§ Challenge
State the number of lines with the string "meta" in them, and nothing else.

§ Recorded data
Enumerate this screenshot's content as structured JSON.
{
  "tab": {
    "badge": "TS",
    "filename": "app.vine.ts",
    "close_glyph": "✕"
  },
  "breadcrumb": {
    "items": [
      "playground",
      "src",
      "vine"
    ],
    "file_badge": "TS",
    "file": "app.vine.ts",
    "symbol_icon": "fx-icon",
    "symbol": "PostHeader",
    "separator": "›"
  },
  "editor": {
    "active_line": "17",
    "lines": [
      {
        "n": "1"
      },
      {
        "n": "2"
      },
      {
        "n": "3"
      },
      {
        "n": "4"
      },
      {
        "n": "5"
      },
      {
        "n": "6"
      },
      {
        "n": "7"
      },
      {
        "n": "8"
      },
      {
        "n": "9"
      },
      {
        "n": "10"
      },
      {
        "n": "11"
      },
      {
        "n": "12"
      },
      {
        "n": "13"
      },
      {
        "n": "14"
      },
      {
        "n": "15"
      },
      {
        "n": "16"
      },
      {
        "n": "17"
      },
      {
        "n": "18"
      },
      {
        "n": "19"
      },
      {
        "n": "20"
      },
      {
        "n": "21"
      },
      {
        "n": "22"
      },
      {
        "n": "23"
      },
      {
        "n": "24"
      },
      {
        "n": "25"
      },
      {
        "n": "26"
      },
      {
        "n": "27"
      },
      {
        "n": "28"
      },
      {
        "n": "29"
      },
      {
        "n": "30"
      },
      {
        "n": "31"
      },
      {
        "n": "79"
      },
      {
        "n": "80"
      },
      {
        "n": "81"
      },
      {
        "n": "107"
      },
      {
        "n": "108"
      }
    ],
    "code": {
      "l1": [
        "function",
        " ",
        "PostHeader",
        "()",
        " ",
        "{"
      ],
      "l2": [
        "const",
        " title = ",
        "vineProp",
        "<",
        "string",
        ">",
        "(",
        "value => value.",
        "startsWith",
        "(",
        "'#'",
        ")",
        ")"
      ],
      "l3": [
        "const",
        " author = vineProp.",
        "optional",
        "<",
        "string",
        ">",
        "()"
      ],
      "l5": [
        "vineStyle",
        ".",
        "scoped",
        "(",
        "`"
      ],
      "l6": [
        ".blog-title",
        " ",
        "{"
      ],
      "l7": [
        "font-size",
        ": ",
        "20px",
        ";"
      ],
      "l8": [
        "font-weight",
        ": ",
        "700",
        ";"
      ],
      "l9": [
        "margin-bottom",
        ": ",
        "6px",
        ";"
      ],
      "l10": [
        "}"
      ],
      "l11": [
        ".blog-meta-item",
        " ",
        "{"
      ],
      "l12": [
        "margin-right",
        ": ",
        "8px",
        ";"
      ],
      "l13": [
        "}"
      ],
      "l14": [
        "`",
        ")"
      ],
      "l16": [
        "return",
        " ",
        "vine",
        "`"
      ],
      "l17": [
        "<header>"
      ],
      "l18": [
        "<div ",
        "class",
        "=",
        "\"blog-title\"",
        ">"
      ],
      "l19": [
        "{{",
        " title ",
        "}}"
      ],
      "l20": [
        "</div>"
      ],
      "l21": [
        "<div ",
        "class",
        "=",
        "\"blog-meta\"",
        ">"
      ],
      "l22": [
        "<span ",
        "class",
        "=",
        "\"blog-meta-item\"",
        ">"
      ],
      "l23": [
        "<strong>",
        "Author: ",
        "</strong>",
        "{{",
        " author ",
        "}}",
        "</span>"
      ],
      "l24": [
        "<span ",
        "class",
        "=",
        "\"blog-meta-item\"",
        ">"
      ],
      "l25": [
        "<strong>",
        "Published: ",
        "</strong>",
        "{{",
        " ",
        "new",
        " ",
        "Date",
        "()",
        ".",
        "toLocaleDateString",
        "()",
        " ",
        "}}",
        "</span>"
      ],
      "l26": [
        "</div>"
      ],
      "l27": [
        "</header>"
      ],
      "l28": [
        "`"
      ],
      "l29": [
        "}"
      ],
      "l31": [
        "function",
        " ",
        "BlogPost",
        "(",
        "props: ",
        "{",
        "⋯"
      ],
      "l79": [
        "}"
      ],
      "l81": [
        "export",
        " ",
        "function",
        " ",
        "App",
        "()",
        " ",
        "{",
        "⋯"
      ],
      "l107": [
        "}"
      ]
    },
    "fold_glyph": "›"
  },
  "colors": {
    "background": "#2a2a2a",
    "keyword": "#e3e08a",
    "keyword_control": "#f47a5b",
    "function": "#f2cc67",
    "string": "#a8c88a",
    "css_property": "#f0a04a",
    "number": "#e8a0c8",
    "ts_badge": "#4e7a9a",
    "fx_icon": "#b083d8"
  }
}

§ Solution for this task
4